**Instructions to follow**. Go through the records and show each line where the word "that" occurs.

>> start Material

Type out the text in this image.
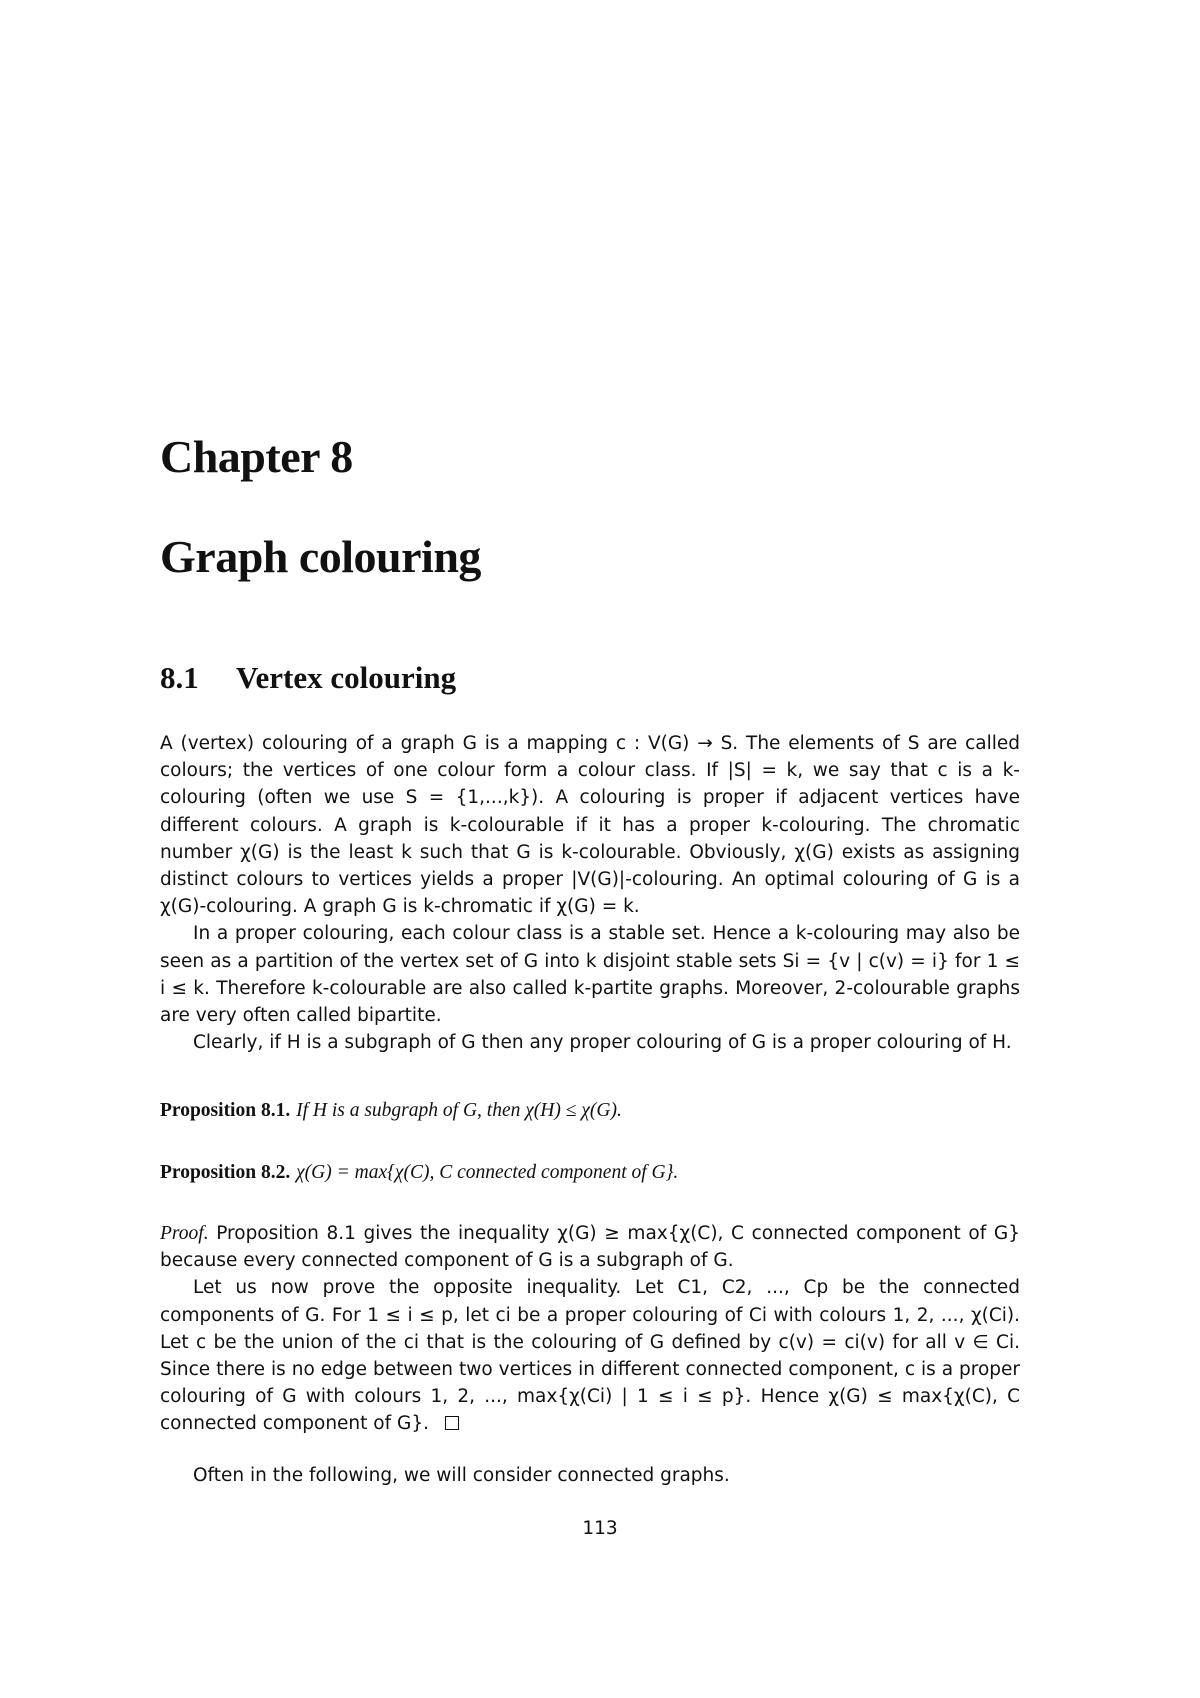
Chapter 8
Graph colouring
8.1 Vertex colouring

A (vertex) colouring of a graph G is a mapping c : V(G) → S. The elements of S are called colours; the vertices of one colour form a colour class. If |S| = k, we say that c is a k-colouring (often we use S = {1,...,k}). A colouring is proper if adjacent vertices have different colours. A graph is k-colourable if it has a proper k-colouring. The chromatic number χ(G) is the least k such that G is k-colourable. Obviously, χ(G) exists as assigning distinct colours to vertices yields a proper |V(G)|-colouring. An optimal colouring of G is a χ(G)-colouring. A graph G is k-chromatic if χ(G) = k.

In a proper colouring, each colour class is a stable set. Hence a k-colouring may also be seen as a partition of the vertex set of G into k disjoint stable sets Si = {v | c(v) = i} for 1 ≤ i ≤ k. Therefore k-colourable are also called k-partite graphs. Moreover, 2-colourable graphs are very often called bipartite.

Clearly, if H is a subgraph of G then any proper colouring of G is a proper colouring of H.

Proposition 8.1. If H is a subgraph of G, then χ(H) ≤ χ(G).
Proposition 8.2. χ(G) = max{χ(C), C connected component of G}.

Proof. Proposition 8.1 gives the inequality χ(G) ≥ max{χ(C), C connected component of G} because every connected component of G is a subgraph of G.

Let us now prove the opposite inequality. Let C1, C2, ..., Cp be the connected components of G. For 1 ≤ i ≤ p, let ci be a proper colouring of Ci with colours 1, 2, ..., χ(Ci). Let c be the union of the ci that is the colouring of G defined by c(v) = ci(v) for all v ∈ Ci. Since there is no edge between two vertices in different connected component, c is a proper colouring of G with colours 1, 2, ..., max{χ(Ci) | 1 ≤ i ≤ p}. Hence χ(G) ≤ max{χ(C), C connected component of G}.

Often in the following, we will consider connected graphs.

113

>> end Material

**Final result**.
A (vertex) colouring of a graph G is a mapping c : V(G) → S. The elements of S are called colours; the vertices of one colour form a colour class. If |S| = k, we say that c is a k-colouring (often we use S = {1,...,k}). A colouring is proper if adjacent vertices have different colours. A graph is k-colourable if it has a proper k-colouring. The chromatic number χ(G) is the least k such that G is k-colourable. Obviously, χ(G) exists as assigning distinct colours to vertices yields a proper |V(G)|-colouring. An optimal colouring of G is a χ(G)-colouring. A graph G is k-chromatic if χ(G) = k.
Let us now prove the opposite inequality. Let C1, C2, ..., Cp be the connected components of G. For 1 ≤ i ≤ p, let ci be a proper colouring of Ci with colours 1, 2, ..., χ(Ci). Let c be the union of the ci that is the colouring of G defined by c(v) = ci(v) for all v ∈ Ci. Since there is no edge between two vertices in different connected component, c is a proper colouring of G with colours 1, 2, ..., max{χ(Ci) | 1 ≤ i ≤ p}. Hence χ(G) ≤ max{χ(C), C connected component of G}.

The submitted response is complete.